### Objective
From the line containing "Type out the text in this image." down to the last line, set down each line exactly as it is, and nothing more. Leave the pictures out.

---------- Material for this exercise ----------

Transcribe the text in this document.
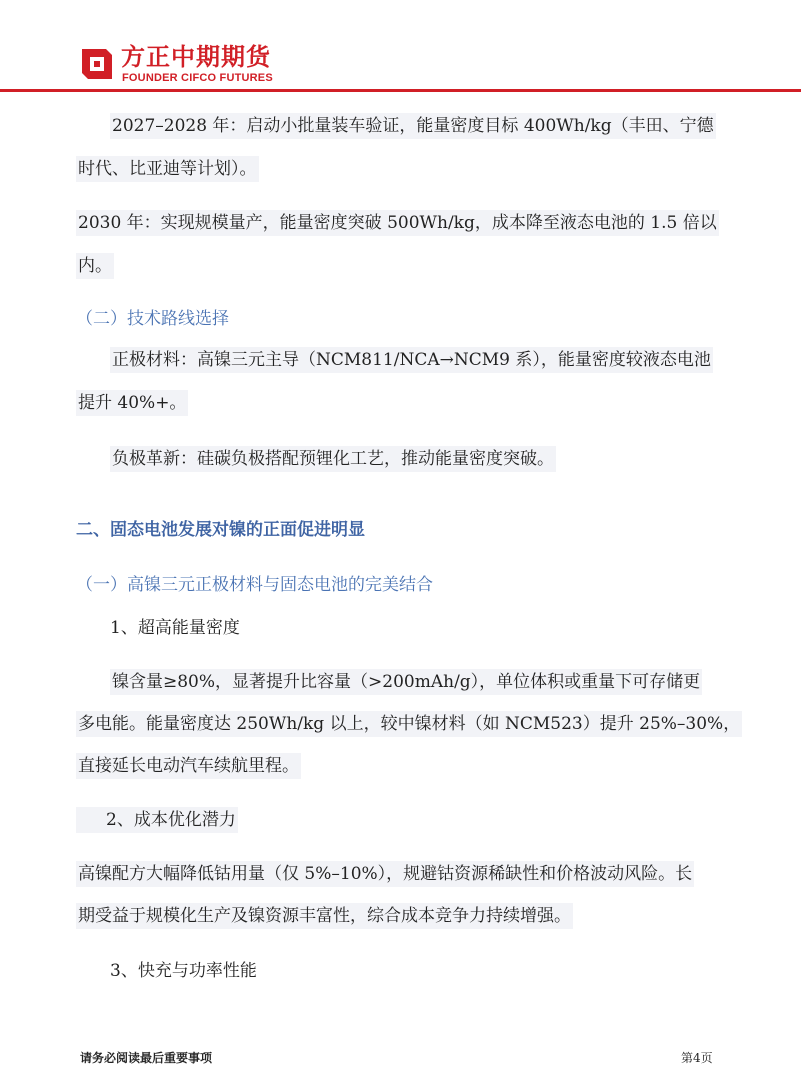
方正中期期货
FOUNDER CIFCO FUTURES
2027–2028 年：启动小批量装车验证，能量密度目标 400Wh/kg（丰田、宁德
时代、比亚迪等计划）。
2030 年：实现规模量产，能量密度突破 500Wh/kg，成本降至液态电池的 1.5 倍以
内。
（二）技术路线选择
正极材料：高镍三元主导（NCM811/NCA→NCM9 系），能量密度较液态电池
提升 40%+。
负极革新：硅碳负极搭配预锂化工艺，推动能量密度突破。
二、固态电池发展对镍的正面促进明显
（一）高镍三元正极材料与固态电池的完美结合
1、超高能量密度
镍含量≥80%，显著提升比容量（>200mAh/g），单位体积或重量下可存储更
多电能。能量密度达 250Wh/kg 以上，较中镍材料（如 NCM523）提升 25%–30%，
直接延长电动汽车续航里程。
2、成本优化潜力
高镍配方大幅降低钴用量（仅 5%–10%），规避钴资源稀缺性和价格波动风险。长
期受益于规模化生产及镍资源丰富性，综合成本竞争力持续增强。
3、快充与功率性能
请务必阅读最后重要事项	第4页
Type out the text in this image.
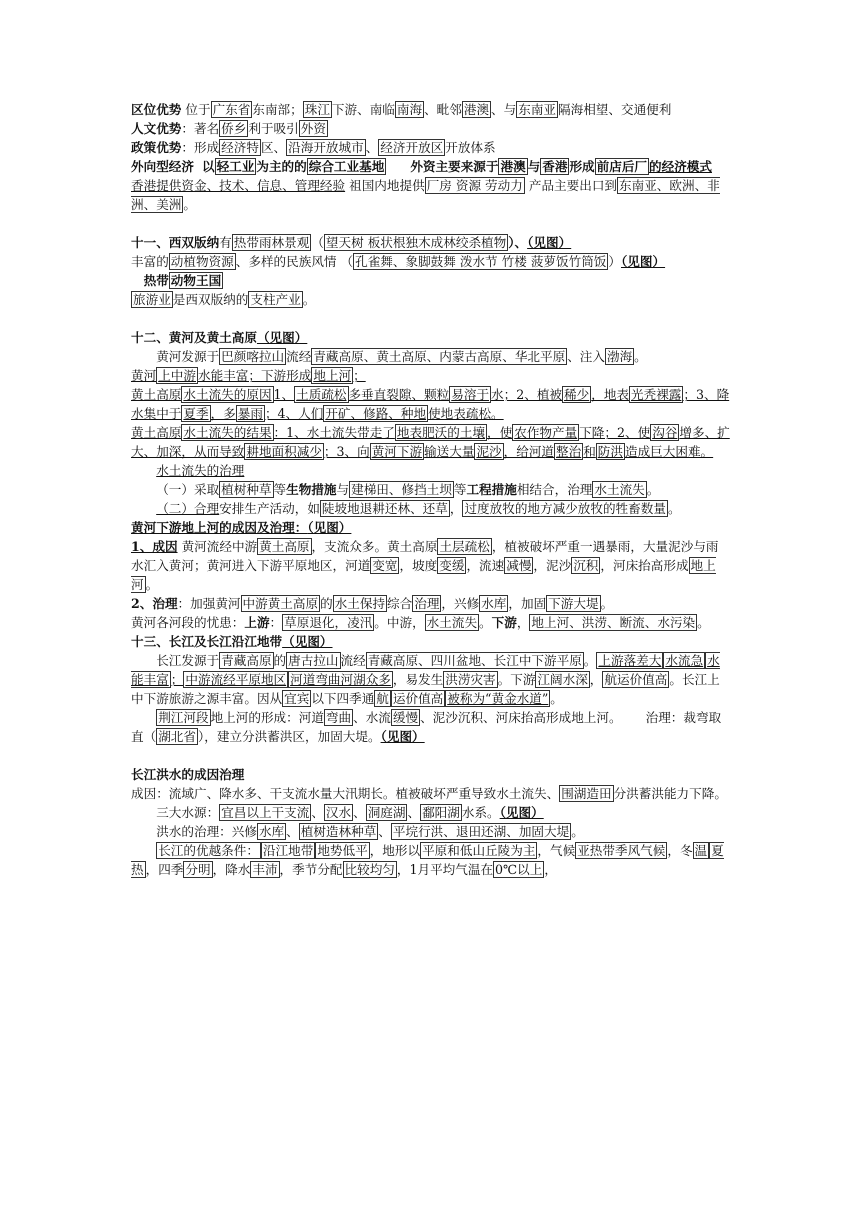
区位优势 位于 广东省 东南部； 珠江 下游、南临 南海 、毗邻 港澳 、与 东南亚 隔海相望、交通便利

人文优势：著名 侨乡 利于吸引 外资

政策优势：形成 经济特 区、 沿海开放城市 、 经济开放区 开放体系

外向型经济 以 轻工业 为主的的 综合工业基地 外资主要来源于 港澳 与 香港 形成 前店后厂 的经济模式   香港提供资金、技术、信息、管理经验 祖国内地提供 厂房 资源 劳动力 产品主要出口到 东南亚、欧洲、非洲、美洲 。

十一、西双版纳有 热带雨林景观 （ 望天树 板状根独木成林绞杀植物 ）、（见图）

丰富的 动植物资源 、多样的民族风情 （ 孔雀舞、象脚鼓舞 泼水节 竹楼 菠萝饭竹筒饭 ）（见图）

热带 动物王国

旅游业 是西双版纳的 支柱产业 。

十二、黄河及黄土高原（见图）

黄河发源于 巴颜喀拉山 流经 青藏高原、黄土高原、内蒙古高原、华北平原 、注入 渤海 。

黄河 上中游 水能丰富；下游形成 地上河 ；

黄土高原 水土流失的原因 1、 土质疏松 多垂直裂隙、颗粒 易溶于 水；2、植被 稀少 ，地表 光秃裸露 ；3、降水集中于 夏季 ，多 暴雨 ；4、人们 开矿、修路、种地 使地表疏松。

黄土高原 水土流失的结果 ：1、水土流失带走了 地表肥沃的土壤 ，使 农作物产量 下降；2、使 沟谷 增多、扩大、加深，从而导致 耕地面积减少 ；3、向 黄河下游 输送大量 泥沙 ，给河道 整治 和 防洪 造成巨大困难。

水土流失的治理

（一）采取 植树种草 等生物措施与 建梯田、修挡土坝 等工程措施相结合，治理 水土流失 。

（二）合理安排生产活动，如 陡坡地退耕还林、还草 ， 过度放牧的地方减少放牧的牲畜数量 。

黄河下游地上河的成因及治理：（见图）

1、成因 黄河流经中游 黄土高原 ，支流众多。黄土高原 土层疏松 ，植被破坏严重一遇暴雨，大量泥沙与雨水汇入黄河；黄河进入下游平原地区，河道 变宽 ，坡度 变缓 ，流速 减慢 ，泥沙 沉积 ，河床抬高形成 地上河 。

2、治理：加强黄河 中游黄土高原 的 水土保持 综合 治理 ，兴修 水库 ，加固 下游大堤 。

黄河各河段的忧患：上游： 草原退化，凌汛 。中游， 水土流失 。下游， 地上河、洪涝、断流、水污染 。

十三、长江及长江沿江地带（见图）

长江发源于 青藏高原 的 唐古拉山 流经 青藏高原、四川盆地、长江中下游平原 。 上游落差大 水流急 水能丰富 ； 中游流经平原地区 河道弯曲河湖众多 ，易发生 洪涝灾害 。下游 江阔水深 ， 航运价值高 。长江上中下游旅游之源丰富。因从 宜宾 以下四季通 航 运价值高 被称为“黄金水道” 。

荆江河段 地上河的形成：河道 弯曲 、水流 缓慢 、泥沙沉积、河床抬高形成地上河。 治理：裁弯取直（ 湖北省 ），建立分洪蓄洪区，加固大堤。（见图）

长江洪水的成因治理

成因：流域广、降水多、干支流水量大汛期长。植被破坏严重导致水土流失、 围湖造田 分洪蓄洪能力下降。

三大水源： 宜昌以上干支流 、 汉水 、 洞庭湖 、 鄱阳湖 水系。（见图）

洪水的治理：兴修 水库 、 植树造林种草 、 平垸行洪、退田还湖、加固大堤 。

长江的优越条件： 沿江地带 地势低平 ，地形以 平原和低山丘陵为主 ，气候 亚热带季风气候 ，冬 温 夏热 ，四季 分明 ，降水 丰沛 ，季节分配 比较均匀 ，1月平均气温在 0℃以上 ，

----------

### Worked solution
Type out the text in this image.
区位优势 位于 广东省 东南部； 珠江 下游、南临 南海 、毗邻 港澳 、与 东南亚 隔海相望、交通便利

人文优势：著名 侨乡 利于吸引 外资

政策优势：形成 经济特 区、 沿海开放城市 、 经济开放区 开放体系

外向型经济 以 轻工业 为主的的 综合工业基地 外资主要来源于 港澳 与 香港 形成 前店后厂 的经济模式   香港提供资金、技术、信息、管理经验 祖国内地提供 厂房 资源 劳动力 产品主要出口到 东南亚、欧洲、非洲、美洲 。

十一、西双版纳有 热带雨林景观 （ 望天树 板状根独木成林绞杀植物 ）、（见图）

丰富的 动植物资源 、多样的民族风情 （ 孔雀舞、象脚鼓舞 泼水节 竹楼 菠萝饭竹筒饭 ）（见图）

热带 动物王国

旅游业 是西双版纳的 支柱产业 。

十二、黄河及黄土高原（见图）

黄河发源于 巴颜喀拉山 流经 青藏高原、黄土高原、内蒙古高原、华北平原 、注入 渤海 。

黄河 上中游 水能丰富；下游形成 地上河 ；

黄土高原 水土流失的原因 1、 土质疏松 多垂直裂隙、颗粒 易溶于 水；2、植被 稀少 ，地表 光秃裸露 ；3、降水集中于 夏季 ，多 暴雨 ；4、人们 开矿、修路、种地 使地表疏松。

黄土高原 水土流失的结果 ：1、水土流失带走了 地表肥沃的土壤 ，使 农作物产量 下降；2、使 沟谷 增多、扩大、加深，从而导致 耕地面积减少 ；3、向 黄河下游 输送大量 泥沙 ，给河道 整治 和 防洪 造成巨大困难。

水土流失的治理

（一）采取 植树种草 等生物措施与 建梯田、修挡土坝 等工程措施相结合，治理 水土流失 。

（二）合理安排生产活动，如 陡坡地退耕还林、还草 ， 过度放牧的地方减少放牧的牲畜数量 。

黄河下游地上河的成因及治理：（见图）

1、成因 黄河流经中游 黄土高原 ，支流众多。黄土高原 土层疏松 ，植被破坏严重一遇暴雨，大量泥沙与雨水汇入黄河；黄河进入下游平原地区，河道 变宽 ，坡度 变缓 ，流速 减慢 ，泥沙 沉积 ，河床抬高形成 地上河 。

2、治理：加强黄河 中游黄土高原 的 水土保持 综合 治理 ，兴修 水库 ，加固 下游大堤 。

黄河各河段的忧患：上游： 草原退化，凌汛 。中游， 水土流失 。下游， 地上河、洪涝、断流、水污染 。

十三、长江及长江沿江地带（见图）

长江发源于 青藏高原 的 唐古拉山 流经 青藏高原、四川盆地、长江中下游平原 。 上游落差大 水流急 水能丰富 ； 中游流经平原地区 河道弯曲河湖众多 ，易发生 洪涝灾害 。下游 江阔水深 ， 航运价值高 。长江上中下游旅游之源丰富。因从 宜宾 以下四季通 航 运价值高 被称为“黄金水道” 。

荆江河段 地上河的形成：河道 弯曲 、水流 缓慢 、泥沙沉积、河床抬高形成地上河。 治理：裁弯取直（ 湖北省 ），建立分洪蓄洪区，加固大堤。（见图）

长江洪水的成因治理

成因：流域广、降水多、干支流水量大汛期长。植被破坏严重导致水土流失、 围湖造田 分洪蓄洪能力下降。

三大水源： 宜昌以上干支流 、 汉水 、 洞庭湖 、 鄱阳湖 水系。（见图）

洪水的治理：兴修 水库 、 植树造林种草 、 平垸行洪、退田还湖、加固大堤 。

长江的优越条件： 沿江地带 地势低平 ，地形以 平原和低山丘陵为主 ，气候 亚热带季风气候 ，冬 温 夏热 ，四季 分明 ，降水 丰沛 ，季节分配 比较均匀 ，1月平均气温在 0℃以上 ，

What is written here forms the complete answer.